▸ SELECTED PASSAGE

My husband says colour is everything with food, that we taste with our eyes first. I think it’s true! Even when you listen to us talk about food before we taste it — ‘that looks good!’, ‘that looks yummy!’, ‘that does not look appetising!’, ‘that looks gross!’ We only dare to taste when it looks appealing, anything else requires convincing.
The plan for colour was yellow rice, minced beef — which would look brownish, and spots of green, which is where the mbaazi (pigeon peas) came in. As you can see, the mbaazi didn’t stay bright green as I had planned (-_-)
The aroma was in the rice…
I boiled the rice water with star anise, added a lovely liquorice like aroma. Then added turmeric to colour it before adding the rice
The mince wasn’t going to be anything special, I cooked it in some onions then added paprika and the mbaazi to it.

▸ MATERIAL SHOWN
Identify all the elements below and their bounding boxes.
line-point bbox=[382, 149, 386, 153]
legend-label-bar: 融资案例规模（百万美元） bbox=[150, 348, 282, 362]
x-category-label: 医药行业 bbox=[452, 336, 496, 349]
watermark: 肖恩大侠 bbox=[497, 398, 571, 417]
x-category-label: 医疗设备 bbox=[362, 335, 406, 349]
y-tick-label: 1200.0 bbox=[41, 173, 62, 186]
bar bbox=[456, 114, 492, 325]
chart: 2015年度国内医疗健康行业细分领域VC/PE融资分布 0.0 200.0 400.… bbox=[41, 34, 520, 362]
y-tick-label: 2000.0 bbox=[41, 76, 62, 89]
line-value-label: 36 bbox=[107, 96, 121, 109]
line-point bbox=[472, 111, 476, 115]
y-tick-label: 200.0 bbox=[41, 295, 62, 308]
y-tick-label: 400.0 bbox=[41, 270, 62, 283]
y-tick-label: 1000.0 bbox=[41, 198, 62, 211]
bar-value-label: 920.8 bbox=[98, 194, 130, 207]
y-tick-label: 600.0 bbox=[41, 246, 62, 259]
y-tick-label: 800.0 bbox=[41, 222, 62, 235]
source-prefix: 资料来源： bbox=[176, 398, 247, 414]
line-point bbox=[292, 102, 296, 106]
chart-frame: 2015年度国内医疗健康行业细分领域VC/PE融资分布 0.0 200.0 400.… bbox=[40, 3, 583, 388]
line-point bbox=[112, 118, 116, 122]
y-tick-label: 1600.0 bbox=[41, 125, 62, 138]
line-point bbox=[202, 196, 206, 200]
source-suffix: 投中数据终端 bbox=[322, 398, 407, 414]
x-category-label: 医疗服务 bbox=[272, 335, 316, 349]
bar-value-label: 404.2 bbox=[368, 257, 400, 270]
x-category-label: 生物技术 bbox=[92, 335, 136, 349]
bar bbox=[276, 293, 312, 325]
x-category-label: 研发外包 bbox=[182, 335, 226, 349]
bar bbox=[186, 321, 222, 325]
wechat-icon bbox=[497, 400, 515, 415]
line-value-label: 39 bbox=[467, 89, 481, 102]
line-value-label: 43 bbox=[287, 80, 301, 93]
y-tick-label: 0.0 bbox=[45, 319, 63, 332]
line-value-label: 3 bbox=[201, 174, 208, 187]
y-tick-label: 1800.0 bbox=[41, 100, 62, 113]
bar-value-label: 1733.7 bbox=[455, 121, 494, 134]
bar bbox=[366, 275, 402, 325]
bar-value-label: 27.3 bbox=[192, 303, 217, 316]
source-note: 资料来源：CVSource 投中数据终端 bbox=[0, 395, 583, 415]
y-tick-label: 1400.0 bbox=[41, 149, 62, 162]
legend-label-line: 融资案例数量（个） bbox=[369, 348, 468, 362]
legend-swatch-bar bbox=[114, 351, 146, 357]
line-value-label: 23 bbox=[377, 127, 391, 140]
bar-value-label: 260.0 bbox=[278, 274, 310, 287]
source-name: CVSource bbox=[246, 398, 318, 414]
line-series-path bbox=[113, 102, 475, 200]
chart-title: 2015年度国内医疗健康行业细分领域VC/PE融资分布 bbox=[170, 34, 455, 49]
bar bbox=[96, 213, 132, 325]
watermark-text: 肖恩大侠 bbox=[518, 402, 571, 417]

▸ REQUIRED TASK 1
What did the cook boil the rice water with, according to the cooking passage?
▸ REQUIRED TASK 2
Convert the rows after the cooking passage into a numbered list, omitting blank lines. Cover only the part that opens with the first row and closes with the line containing "line-value-label: 23 bbox=[377, 127, 391, 140]", both included.

▸ RIGHT ANSWER 1
Star anise.

▸ RIGHT ANSWER 2
1. Identify all the elements below and their bounding boxes.
2. line-point bbox=[382, 149, 386, 153]
3. legend-label-bar: 融资案例规模（百万美元） bbox=[150, 348, 282, 362]
4. x-category-label: 医药行业 bbox=[452, 336, 496, 349]
5. watermark: 肖恩大侠 bbox=[497, 398, 571, 417]
6. x-category-label: 医疗设备 bbox=[362, 335, 406, 349]
7. y-tick-label: 1200.0 bbox=[41, 173, 62, 186]
8. bar bbox=[456, 114, 492, 325]
9. chart: 2015年度国内医疗健康行业细分领域VC/PE融资分布 0.0 200.0 400.… bbox=[41, 34, 520, 362]
10. y-tick-label: 2000.0 bbox=[41, 76, 62, 89]
11. line-value-label: 36 bbox=[107, 96, 121, 109]
12. line-point bbox=[472, 111, 476, 115]
13. y-tick-label: 200.0 bbox=[41, 295, 62, 308]
14. y-tick-label: 400.0 bbox=[41, 270, 62, 283]
15. y-tick-label: 1000.0 bbox=[41, 198, 62, 211]
16. bar-value-label: 920.8 bbox=[98, 194, 130, 207]
17. y-tick-label: 600.0 bbox=[41, 246, 62, 259]
18. y-tick-label: 800.0 bbox=[41, 222, 62, 235]
19. source-prefix: 资料来源： bbox=[176, 398, 247, 414]
20. line-point bbox=[292, 102, 296, 106]
21. chart-frame: 2015年度国内医疗健康行业细分领域VC/PE融资分布 0.0 200.0 400.… bbox=[40, 3, 583, 388]
22. line-point bbox=[112, 118, 116, 122]
23. y-tick-label: 1600.0 bbox=[41, 125, 62, 138]
24. line-point bbox=[202, 196, 206, 200]
25. source-suffix: 投中数据终端 bbox=[322, 398, 407, 414]
26. x-category-label: 医疗服务 bbox=[272, 335, 316, 349]
27. bar-value-label: 404.2 bbox=[368, 257, 400, 270]
28. x-category-label: 生物技术 bbox=[92, 335, 136, 349]
29. bar bbox=[276, 293, 312, 325]
30. x-category-label: 研发外包 bbox=[182, 335, 226, 349]
31. bar bbox=[186, 321, 222, 325]
32. wechat-icon bbox=[497, 400, 515, 415]
33. line-value-label: 39 bbox=[467, 89, 481, 102]
34. line-value-label: 43 bbox=[287, 80, 301, 93]
35. y-tick-label: 0.0 bbox=[45, 319, 63, 332]
36. line-value-label: 3 bbox=[201, 174, 208, 187]
37. y-tick-label: 1800.0 bbox=[41, 100, 62, 113]
38. bar-value-label: 1733.7 bbox=[455, 121, 494, 134]
39. bar bbox=[366, 275, 402, 325]
40. bar-value-label: 27.3 bbox=[192, 303, 217, 316]
41. source-note: 资料来源：CVSource 投中数据终端 bbox=[0, 395, 583, 415]
42. y-tick-label: 1400.0 bbox=[41, 149, 62, 162]
43. legend-label-line: 融资案例数量（个） bbox=[369, 348, 468, 362]
44. legend-swatch-bar bbox=[114, 351, 146, 357]
45. line-value-label: 23 bbox=[377, 127, 391, 140]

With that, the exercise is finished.